■ **Problems and tasks**
- 1) Please reproduce the court document word for word, between "CIVIL CAUSE NO." and "the plaintiff company.", inclusive.
- 2) Summarize the court document in three sentences.

CIVIL CAUSE NO. 2004 OF 1995
A. DEMETRIOU ESTATE LIMITED...................................PLAINTIFF
NOMBO ESTATE LIMITED...........................................DEFENDANT
CORAM: TWEA, J
This application is brought by the dependant that these proceedings should be set aside on the ground that counsel for the plaintiff company are acting without authority of the plaintiff company.
The plaintiff in this case is A. Demetriou Estate Limited, trading as Nambande Estate. This estate was owned by one William Nadrick Dapey, now deceased, and he was sole director, until, according to his evidence, 1996 when he sold the Estate.
It is on record that during the growing seasons of 1993 - 1995, this estate and the farm equipment were let out to the defendant. At the end of the lease, the farm, sheds and equipment were in a state of waste and disrepair. The defendant did not make good the waste and disrepair. The sole director, the late William Dapey then commenced an action against the defendant in the name of the company. The plaintiff obtained judgment in default and the matter came up for assessment of damages. The defendant sought to have the judgment set aside. Eventually be consent, the judgment was set aside and the defendant entered a defence.
The record shows that pleadings were not closed until 1997, and trial commenced on 27 March, 2000. Mr. Dapey gave evidence for the plaintiff in which he disclosed that he sold the estate in 1996 and that he is no longer a director. The plaintiff case was closed. The case was for the defence case. However before proceedings the defence made the present application.

■ **Listed records**

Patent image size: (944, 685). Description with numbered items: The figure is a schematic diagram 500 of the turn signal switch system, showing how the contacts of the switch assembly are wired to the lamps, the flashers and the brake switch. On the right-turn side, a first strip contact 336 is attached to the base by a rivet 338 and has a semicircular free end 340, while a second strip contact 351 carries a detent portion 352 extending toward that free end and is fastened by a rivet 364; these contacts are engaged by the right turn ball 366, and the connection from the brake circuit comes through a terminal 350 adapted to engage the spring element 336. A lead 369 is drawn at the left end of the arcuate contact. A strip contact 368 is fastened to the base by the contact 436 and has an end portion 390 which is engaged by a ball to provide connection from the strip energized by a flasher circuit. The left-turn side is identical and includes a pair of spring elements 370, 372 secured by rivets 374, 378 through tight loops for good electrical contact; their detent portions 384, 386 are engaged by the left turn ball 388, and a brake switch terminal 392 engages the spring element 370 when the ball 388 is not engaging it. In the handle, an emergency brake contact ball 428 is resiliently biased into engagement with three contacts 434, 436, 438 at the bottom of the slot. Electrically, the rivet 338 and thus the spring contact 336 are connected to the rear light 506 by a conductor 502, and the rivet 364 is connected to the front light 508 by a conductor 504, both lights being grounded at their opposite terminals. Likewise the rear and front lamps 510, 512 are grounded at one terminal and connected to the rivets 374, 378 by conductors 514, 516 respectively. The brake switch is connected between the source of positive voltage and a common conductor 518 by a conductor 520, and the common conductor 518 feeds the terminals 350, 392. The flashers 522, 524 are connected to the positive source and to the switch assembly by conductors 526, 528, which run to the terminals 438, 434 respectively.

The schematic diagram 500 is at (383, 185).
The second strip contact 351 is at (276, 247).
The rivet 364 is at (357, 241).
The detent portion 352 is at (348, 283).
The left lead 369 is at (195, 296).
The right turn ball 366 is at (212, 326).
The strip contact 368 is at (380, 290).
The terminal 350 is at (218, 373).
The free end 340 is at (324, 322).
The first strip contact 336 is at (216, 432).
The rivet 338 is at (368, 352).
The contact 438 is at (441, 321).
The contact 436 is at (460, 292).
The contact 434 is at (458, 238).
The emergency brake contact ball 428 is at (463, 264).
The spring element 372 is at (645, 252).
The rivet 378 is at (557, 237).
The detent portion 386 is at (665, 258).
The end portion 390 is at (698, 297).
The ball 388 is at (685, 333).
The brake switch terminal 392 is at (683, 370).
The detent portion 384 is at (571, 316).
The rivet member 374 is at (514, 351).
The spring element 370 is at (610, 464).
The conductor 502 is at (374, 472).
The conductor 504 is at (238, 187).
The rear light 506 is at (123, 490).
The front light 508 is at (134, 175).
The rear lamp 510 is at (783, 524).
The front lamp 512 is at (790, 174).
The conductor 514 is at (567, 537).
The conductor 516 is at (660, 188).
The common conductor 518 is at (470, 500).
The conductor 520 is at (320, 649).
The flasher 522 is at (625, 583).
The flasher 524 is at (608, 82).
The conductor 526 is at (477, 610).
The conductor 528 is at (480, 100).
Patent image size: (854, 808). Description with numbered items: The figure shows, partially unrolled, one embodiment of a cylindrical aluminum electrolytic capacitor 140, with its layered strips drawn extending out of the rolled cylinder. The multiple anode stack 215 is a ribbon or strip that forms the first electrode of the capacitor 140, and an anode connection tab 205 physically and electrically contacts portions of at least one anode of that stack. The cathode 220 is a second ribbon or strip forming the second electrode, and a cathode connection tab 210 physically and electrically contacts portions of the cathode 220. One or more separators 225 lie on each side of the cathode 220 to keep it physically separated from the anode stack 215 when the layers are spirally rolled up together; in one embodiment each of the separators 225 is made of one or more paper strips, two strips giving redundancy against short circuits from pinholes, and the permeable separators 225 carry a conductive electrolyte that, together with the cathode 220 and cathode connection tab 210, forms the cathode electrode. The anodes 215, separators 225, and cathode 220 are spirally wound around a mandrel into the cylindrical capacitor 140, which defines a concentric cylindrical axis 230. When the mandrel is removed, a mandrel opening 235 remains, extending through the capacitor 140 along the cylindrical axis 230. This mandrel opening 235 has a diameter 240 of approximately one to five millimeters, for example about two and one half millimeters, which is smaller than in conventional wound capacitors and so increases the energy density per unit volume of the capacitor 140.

■ **Task results**
- 1)
CIVIL CAUSE NO. 2004 OF 1995
A. DEMETRIOU ESTATE LIMITED...................................PLAINTIFF
NOMBO ESTATE LIMITED...........................................DEFENDANT
CORAM: TWEA, J
This application is brought by the dependant that these proceedings should be set aside on the ground that counsel for the plaintiff company are acting without authority of the plaintiff company.

- 2) In a civil case brought by A. Demetriou Estate Limited against Nombo Estate Limited, the defense has applied to have the proceedings set aside on the ground that the plaintiff's counsel are acting without the plaintiff company's authority. The action was started in the company's name by its sole director, the late William Nadrick Dapey, after the estate and farm equipment, let to the defendant for the 1993–1995 growing seasons, were left in waste and disrepair. At trial, Mr. Dapey testified that he had sold the estate in 1996 and was no longer a director, and the defense made the application after the plaintiff's case closed.